- **Given request**
Quote every entry word for word.

::::::::

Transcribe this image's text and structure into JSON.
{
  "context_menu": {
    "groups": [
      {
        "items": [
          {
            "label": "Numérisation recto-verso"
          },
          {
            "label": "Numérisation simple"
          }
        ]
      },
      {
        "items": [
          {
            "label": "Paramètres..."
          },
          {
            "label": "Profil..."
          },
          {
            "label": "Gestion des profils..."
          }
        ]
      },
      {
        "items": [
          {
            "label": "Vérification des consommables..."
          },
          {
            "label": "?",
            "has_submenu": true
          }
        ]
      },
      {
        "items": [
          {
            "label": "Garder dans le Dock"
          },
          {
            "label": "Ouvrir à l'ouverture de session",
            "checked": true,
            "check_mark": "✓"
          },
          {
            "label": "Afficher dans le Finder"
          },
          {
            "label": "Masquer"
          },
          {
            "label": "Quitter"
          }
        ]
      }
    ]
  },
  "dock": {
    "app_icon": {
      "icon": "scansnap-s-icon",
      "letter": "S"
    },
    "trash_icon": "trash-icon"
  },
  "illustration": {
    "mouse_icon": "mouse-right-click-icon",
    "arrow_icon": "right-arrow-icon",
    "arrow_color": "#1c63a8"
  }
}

::::::::

- **Complete response**
Transcribe this image's text and structure into JSON.
{
  "context_menu": {
    "groups": [
      {
        "items": [
          {
            "label": "Numérisation recto-verso"
          },
          {
            "label": "Numérisation simple"
          }
        ]
      },
      {
        "items": [
          {
            "label": "Paramètres..."
          },
          {
            "label": "Profil..."
          },
          {
            "label": "Gestion des profils..."
          }
        ]
      },
      {
        "items": [
          {
            "label": "Vérification des consommables..."
          },
          {
            "label": "?",
            "has_submenu": true
          }
        ]
      },
      {
        "items": [
          {
            "label": "Garder dans le Dock"
          },
          {
            "label": "Ouvrir à l'ouverture de session",
            "checked": true,
            "check_mark": "✓"
          },
          {
            "label": "Afficher dans le Finder"
          },
          {
            "label": "Masquer"
          },
          {
            "label": "Quitter"
          }
        ]
      }
    ]
  },
  "dock": {
    "app_icon": {
      "icon": "scansnap-s-icon",
      "letter": "S"
    },
    "trash_icon": "trash-icon"
  },
  "illustration": {
    "mouse_icon": "mouse-right-click-icon",
    "arrow_icon": "right-arrow-icon",
    "arrow_color": "#1c63a8"
  }
}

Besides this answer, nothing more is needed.